• _Stored entries_
──────────

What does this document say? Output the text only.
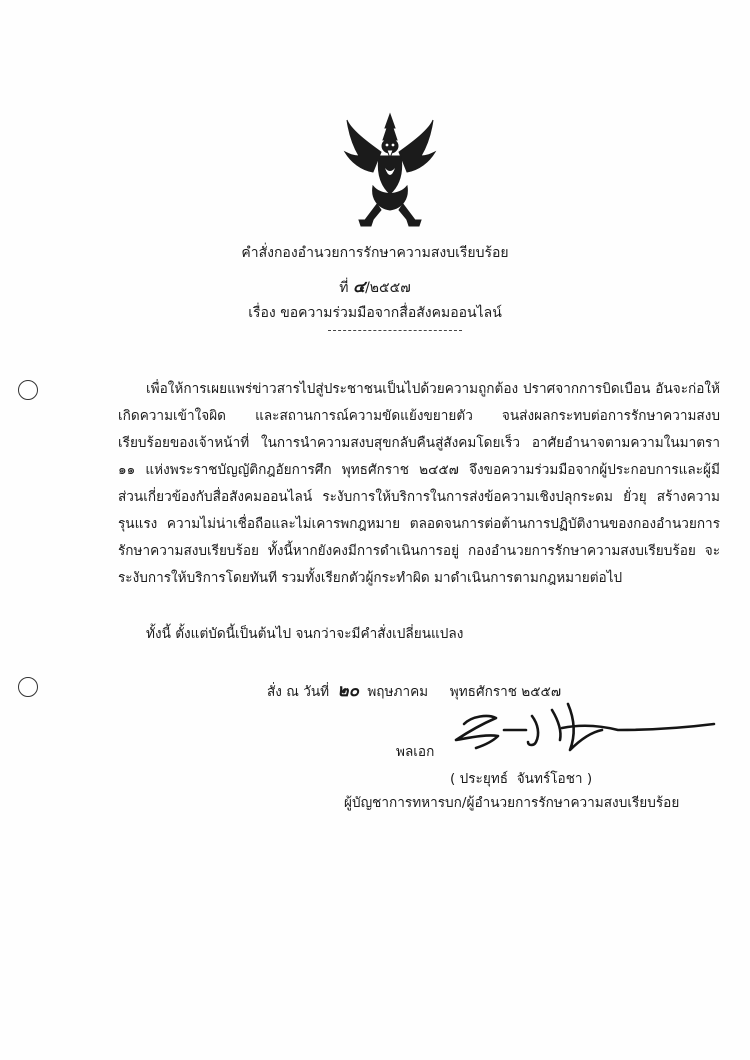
คำสั่งกองอำนวยการรักษาความสงบเรียบร้อย
ที่ ๔/๒๕๕๗
เรื่อง ขอความร่วมมือจากสื่อสังคมออนไลน์
เพื่อให้การเผยแพร่ข่าวสารไปสู่ประชาชนเป็นไปด้วยความถูกต้อง ปราศจากการบิดเบือน อันจะก่อให้เกิดความเข้าใจผิด และสถานการณ์ความขัดแย้งขยายตัว จนส่งผลกระทบต่อการรักษาความสงบเรียบร้อยของเจ้าหน้าที่ ในการนำความสงบสุขกลับคืนสู่สังคมโดยเร็ว อาศัยอำนาจตามความในมาตรา ๑๑ แห่งพระราชบัญญัติกฎอัยการศึก พุทธศักราช ๒๔๕๗ จึงขอความร่วมมือจากผู้ประกอบการและผู้มีส่วนเกี่ยวข้องกับสื่อสังคมออนไลน์ ระงับการให้บริการในการส่งข้อความเชิงปลุกระดม ยั่วยุ สร้างความรุนแรง ความไม่น่าเชื่อถือและไม่เคารพกฎหมาย ตลอดจนการต่อต้านการปฏิบัติงานของกองอำนวยการรักษาความสงบเรียบร้อย ทั้งนี้หากยังคงมีการดำเนินการอยู่ กองอำนวยการรักษาความสงบเรียบร้อย จะระงับการให้บริการโดยทันที รวมทั้งเรียกตัวผู้กระทำผิด มาดำเนินการตามกฎหมายต่อไป
ทั้งนี้ ตั้งแต่บัดนี้เป็นต้นไป จนกว่าจะมีคำสั่งเปลี่ยนแปลง
สั่ง ณ วันที่ ๒๐ พฤษภาคม พุทธศักราช ๒๕๕๗
พลเอก
( ประยุทธ์  จันทร์โอชา )
ผู้บัญชาการทหารบก/ผู้อำนวยการรักษาความสงบเรียบร้อย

──────────

• _AIM_
Each line of the material above either contains the word "กราช" or does not; state how many do, and nothing else.

• _EXERCISE OUTPUT_
2